■ **ENTRIES SUPPLIED**:
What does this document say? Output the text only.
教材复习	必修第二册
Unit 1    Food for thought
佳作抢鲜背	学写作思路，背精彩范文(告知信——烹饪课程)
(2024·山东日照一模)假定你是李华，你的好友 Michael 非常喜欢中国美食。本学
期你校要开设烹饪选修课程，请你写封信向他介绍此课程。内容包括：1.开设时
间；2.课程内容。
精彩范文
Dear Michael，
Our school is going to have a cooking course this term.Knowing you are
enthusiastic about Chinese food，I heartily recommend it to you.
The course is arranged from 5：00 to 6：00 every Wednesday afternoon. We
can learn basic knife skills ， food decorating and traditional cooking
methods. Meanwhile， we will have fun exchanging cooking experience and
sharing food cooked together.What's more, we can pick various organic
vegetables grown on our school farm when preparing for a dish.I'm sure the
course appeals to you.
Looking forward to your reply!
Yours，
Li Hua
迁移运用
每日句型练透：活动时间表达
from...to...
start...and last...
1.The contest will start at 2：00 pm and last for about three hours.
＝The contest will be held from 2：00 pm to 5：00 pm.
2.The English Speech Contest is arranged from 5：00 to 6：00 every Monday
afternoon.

■ **TASK OBJECTIVE**:
Reproduce the data shown above exactly.

■ **EXERCISE RESULT**:
What does this document say? Output the text only.
教材复习	必修第二册
Unit 1    Food for thought
佳作抢鲜背	学写作思路，背精彩范文(告知信——烹饪课程)
(2024·山东日照一模)假定你是李华，你的好友 Michael 非常喜欢中国美食。本学
期你校要开设烹饪选修课程，请你写封信向他介绍此课程。内容包括：1.开设时
间；2.课程内容。
精彩范文
Dear Michael，
Our school is going to have a cooking course this term.Knowing you are
enthusiastic about Chinese food，I heartily recommend it to you.
The course is arranged from 5：00 to 6：00 every Wednesday afternoon. We
can learn basic knife skills ， food decorating and traditional cooking
methods. Meanwhile， we will have fun exchanging cooking experience and
sharing food cooked together.What's more, we can pick various organic
vegetables grown on our school farm when preparing for a dish.I'm sure the
course appeals to you.
Looking forward to your reply!
Yours，
Li Hua
迁移运用
每日句型练透：活动时间表达
from...to...
start...and last...
1.The contest will start at 2：00 pm and last for about three hours.
＝The contest will be held from 2：00 pm to 5：00 pm.
2.The English Speech Contest is arranged from 5：00 to 6：00 every Monday
afternoon.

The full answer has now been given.